**GOAL OF THE EXERCISE**
Repeat the listing in full. Nothing may be added or left out.

**INPUT ROWS**
--- Start ---
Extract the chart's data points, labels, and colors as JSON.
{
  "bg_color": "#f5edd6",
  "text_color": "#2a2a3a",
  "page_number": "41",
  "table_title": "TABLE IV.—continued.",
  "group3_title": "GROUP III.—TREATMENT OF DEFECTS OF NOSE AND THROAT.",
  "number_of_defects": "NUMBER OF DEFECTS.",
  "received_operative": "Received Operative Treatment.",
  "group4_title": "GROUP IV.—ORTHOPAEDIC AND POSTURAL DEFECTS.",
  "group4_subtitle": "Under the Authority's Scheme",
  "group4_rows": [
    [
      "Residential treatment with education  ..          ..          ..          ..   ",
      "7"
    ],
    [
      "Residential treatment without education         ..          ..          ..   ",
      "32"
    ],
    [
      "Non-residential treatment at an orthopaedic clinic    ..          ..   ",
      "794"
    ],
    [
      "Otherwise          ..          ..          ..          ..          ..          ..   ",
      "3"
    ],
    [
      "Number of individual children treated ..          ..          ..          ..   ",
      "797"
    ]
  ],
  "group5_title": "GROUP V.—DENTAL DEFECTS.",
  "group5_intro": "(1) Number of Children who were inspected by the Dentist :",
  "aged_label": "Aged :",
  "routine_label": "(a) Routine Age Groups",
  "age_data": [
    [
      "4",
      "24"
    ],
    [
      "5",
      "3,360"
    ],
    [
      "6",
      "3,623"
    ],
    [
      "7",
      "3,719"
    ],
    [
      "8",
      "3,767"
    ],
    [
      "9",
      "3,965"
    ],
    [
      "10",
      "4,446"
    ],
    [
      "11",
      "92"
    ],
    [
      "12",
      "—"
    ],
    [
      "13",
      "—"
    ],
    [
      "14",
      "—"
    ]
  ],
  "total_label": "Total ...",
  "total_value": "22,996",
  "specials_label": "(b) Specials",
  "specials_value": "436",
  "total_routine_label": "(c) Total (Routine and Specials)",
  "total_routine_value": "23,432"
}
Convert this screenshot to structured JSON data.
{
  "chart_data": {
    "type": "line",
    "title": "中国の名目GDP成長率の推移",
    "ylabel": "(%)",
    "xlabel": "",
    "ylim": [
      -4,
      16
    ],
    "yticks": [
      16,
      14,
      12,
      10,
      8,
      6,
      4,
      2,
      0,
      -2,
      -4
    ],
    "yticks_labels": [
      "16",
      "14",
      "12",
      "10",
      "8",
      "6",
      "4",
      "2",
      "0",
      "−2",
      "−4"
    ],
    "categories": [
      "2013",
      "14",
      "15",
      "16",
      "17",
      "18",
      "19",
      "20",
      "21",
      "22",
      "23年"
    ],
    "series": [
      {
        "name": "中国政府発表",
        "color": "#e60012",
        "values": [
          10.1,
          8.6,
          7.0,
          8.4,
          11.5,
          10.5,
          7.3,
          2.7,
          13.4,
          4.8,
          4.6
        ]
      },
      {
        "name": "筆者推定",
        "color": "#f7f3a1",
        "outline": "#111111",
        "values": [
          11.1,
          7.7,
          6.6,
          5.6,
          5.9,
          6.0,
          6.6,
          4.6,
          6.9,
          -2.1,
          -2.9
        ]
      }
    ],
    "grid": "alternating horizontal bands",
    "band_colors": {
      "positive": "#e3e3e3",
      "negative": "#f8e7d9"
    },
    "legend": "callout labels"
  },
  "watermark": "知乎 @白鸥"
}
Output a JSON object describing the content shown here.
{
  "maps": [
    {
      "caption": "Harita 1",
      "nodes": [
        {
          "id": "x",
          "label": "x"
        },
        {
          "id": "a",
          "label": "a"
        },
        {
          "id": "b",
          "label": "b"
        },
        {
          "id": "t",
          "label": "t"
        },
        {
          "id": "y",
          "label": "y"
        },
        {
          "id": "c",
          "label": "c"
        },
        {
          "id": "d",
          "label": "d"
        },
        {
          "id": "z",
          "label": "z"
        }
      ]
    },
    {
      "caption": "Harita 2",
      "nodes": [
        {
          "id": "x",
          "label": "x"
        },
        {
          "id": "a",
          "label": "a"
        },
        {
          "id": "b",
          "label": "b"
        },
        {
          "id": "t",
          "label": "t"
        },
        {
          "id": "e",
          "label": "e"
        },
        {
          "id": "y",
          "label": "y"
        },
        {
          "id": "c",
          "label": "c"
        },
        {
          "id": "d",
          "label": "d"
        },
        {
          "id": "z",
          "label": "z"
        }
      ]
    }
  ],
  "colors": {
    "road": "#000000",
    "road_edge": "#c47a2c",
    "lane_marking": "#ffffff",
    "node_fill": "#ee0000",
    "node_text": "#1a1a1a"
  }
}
--- End ---
**COMPLETE OUTPUT**
Extract the chart's data points, labels, and colors as JSON.
{
  "bg_color": "#f5edd6",
  "text_color": "#2a2a3a",
  "page_number": "41",
  "table_title": "TABLE IV.—continued.",
  "group3_title": "GROUP III.—TREATMENT OF DEFECTS OF NOSE AND THROAT.",
  "number_of_defects": "NUMBER OF DEFECTS.",
  "received_operative": "Received Operative Treatment.",
  "group4_title": "GROUP IV.—ORTHOPAEDIC AND POSTURAL DEFECTS.",
  "group4_subtitle": "Under the Authority's Scheme",
  "group4_rows": [
    [
      "Residential treatment with education  ..          ..          ..          ..   ",
      "7"
    ],
    [
      "Residential treatment without education         ..          ..          ..   ",
      "32"
    ],
    [
      "Non-residential treatment at an orthopaedic clinic    ..          ..   ",
      "794"
    ],
    [
      "Otherwise          ..          ..          ..          ..          ..          ..   ",
      "3"
    ],
    [
      "Number of individual children treated ..          ..          ..          ..   ",
      "797"
    ]
  ],
  "group5_title": "GROUP V.—DENTAL DEFECTS.",
  "group5_intro": "(1) Number of Children who were inspected by the Dentist :",
  "aged_label": "Aged :",
  "routine_label": "(a) Routine Age Groups",
  "age_data": [
    [
      "4",
      "24"
    ],
    [
      "5",
      "3,360"
    ],
    [
      "6",
      "3,623"
    ],
    [
      "7",
      "3,719"
    ],
    [
      "8",
      "3,767"
    ],
    [
      "9",
      "3,965"
    ],
    [
      "10",
      "4,446"
    ],
    [
      "11",
      "92"
    ],
    [
      "12",
      "—"
    ],
    [
      "13",
      "—"
    ],
    [
      "14",
      "—"
    ]
  ],
  "total_label": "Total ...",
  "total_value": "22,996",
  "specials_label": "(b) Specials",
  "specials_value": "436",
  "total_routine_label": "(c) Total (Routine and Specials)",
  "total_routine_value": "23,432"
}
Convert this screenshot to structured JSON data.
{
  "chart_data": {
    "type": "line",
    "title": "中国の名目GDP成長率の推移",
    "ylabel": "(%)",
    "xlabel": "",
    "ylim": [
      -4,
      16
    ],
    "yticks": [
      16,
      14,
      12,
      10,
      8,
      6,
      4,
      2,
      0,
      -2,
      -4
    ],
    "yticks_labels": [
      "16",
      "14",
      "12",
      "10",
      "8",
      "6",
      "4",
      "2",
      "0",
      "−2",
      "−4"
    ],
    "categories": [
      "2013",
      "14",
      "15",
      "16",
      "17",
      "18",
      "19",
      "20",
      "21",
      "22",
      "23年"
    ],
    "series": [
      {
        "name": "中国政府発表",
        "color": "#e60012",
        "values": [
          10.1,
          8.6,
          7.0,
          8.4,
          11.5,
          10.5,
          7.3,
          2.7,
          13.4,
          4.8,
          4.6
        ]
      },
      {
        "name": "筆者推定",
        "color": "#f7f3a1",
        "outline": "#111111",
        "values": [
          11.1,
          7.7,
          6.6,
          5.6,
          5.9,
          6.0,
          6.6,
          4.6,
          6.9,
          -2.1,
          -2.9
        ]
      }
    ],
    "grid": "alternating horizontal bands",
    "band_colors": {
      "positive": "#e3e3e3",
      "negative": "#f8e7d9"
    },
    "legend": "callout labels"
  },
  "watermark": "知乎 @白鸥"
}
Output a JSON object describing the content shown here.
{
  "maps": [
    {
      "caption": "Harita 1",
      "nodes": [
        {
          "id": "x",
          "label": "x"
        },
        {
          "id": "a",
          "label": "a"
        },
        {
          "id": "b",
          "label": "b"
        },
        {
          "id": "t",
          "label": "t"
        },
        {
          "id": "y",
          "label": "y"
        },
        {
          "id": "c",
          "label": "c"
        },
        {
          "id": "d",
          "label": "d"
        },
        {
          "id": "z",
          "label": "z"
        }
      ]
    },
    {
      "caption": "Harita 2",
      "nodes": [
        {
          "id": "x",
          "label": "x"
        },
        {
          "id": "a",
          "label": "a"
        },
        {
          "id": "b",
          "label": "b"
        },
        {
          "id": "t",
          "label": "t"
        },
        {
          "id": "e",
          "label": "e"
        },
        {
          "id": "y",
          "label": "y"
        },
        {
          "id": "c",
          "label": "c"
        },
        {
          "id": "d",
          "label": "d"
        },
        {
          "id": "z",
          "label": "z"
        }
      ]
    }
  ],
  "colors": {
    "road": "#000000",
    "road_edge": "#c47a2c",
    "lane_marking": "#ffffff",
    "node_fill": "#ee0000",
    "node_text": "#1a1a1a"
  }
}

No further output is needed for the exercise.